GIVEN REQUEST = Quote the rows below verbatim, starting at the first row and ending at the row that contains "y-tick-label: 1.00 (1917, 659, 1988, 696)", both ends included.

SUPPLIED DATA =
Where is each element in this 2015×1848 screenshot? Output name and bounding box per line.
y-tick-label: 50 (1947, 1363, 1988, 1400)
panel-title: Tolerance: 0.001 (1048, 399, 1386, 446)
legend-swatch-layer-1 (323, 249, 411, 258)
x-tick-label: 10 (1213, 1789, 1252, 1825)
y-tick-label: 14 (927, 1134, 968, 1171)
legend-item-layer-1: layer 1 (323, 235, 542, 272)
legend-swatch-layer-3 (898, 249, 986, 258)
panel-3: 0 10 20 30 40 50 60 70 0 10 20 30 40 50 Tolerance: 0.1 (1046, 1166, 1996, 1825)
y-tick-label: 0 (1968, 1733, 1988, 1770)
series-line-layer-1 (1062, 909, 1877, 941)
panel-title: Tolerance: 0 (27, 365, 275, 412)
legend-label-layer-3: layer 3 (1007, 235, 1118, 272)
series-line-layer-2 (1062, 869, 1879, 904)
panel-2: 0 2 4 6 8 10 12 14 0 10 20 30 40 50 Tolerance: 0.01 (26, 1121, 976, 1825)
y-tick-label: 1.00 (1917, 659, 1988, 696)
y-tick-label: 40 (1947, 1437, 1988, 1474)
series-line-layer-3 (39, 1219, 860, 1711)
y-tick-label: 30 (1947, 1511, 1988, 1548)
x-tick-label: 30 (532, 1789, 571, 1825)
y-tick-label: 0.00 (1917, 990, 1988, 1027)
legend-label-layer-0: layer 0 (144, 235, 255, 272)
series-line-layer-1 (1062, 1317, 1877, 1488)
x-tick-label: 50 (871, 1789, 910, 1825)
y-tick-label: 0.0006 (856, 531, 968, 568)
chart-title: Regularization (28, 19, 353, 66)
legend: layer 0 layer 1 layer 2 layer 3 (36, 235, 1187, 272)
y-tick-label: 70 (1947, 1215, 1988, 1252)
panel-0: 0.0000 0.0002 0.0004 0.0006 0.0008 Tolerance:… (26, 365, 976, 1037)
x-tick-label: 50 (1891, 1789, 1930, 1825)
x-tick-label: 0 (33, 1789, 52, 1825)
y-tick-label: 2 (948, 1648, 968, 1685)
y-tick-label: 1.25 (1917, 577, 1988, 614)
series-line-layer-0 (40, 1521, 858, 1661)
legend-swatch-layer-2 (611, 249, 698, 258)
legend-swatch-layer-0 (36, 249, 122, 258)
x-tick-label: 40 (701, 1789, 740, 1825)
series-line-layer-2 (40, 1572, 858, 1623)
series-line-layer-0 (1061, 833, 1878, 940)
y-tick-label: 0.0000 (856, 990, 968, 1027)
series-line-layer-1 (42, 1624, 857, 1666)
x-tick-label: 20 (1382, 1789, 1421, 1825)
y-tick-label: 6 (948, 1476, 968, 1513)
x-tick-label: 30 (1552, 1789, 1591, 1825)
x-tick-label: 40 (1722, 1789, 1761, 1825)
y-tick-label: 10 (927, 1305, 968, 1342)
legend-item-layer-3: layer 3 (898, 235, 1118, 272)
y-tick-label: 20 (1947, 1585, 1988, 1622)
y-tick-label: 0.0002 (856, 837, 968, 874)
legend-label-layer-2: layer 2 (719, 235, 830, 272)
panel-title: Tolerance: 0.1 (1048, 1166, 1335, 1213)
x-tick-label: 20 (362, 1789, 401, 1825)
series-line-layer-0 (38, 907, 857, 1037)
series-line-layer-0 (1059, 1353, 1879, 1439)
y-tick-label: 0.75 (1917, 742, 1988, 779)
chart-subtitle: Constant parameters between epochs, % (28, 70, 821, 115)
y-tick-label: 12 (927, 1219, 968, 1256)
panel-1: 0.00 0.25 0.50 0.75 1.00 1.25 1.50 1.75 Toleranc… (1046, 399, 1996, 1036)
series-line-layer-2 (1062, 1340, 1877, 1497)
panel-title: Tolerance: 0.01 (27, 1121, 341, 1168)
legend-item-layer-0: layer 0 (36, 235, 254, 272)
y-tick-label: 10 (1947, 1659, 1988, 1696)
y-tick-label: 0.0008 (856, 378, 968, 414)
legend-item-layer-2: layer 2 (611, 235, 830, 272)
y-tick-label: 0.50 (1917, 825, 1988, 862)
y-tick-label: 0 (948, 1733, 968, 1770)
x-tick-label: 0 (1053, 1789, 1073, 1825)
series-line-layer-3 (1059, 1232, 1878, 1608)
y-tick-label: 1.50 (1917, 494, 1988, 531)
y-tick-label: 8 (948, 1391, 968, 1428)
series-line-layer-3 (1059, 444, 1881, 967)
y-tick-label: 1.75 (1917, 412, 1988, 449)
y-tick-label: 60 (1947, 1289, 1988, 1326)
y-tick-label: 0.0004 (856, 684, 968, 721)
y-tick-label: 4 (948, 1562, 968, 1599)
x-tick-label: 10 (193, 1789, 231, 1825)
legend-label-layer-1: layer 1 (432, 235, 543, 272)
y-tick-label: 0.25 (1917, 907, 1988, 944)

ANSWER BELOW =
Where is each element in this 2015×1848 screenshot? Output name and bounding box per line.
y-tick-label: 50 (1947, 1363, 1988, 1400)
panel-title: Tolerance: 0.001 (1048, 399, 1386, 446)
legend-swatch-layer-1 (323, 249, 411, 258)
x-tick-label: 10 (1213, 1789, 1252, 1825)
y-tick-label: 14 (927, 1134, 968, 1171)
legend-item-layer-1: layer 1 (323, 235, 542, 272)
legend-swatch-layer-3 (898, 249, 986, 258)
panel-3: 0 10 20 30 40 50 60 70 0 10 20 30 40 50 Tolerance: 0.1 (1046, 1166, 1996, 1825)
y-tick-label: 0 (1968, 1733, 1988, 1770)
series-line-layer-1 (1062, 909, 1877, 941)
panel-title: Tolerance: 0 (27, 365, 275, 412)
legend-label-layer-3: layer 3 (1007, 235, 1118, 272)
series-line-layer-2 (1062, 869, 1879, 904)
panel-2: 0 2 4 6 8 10 12 14 0 10 20 30 40 50 Tolerance: 0.01 (26, 1121, 976, 1825)
y-tick-label: 1.00 (1917, 659, 1988, 696)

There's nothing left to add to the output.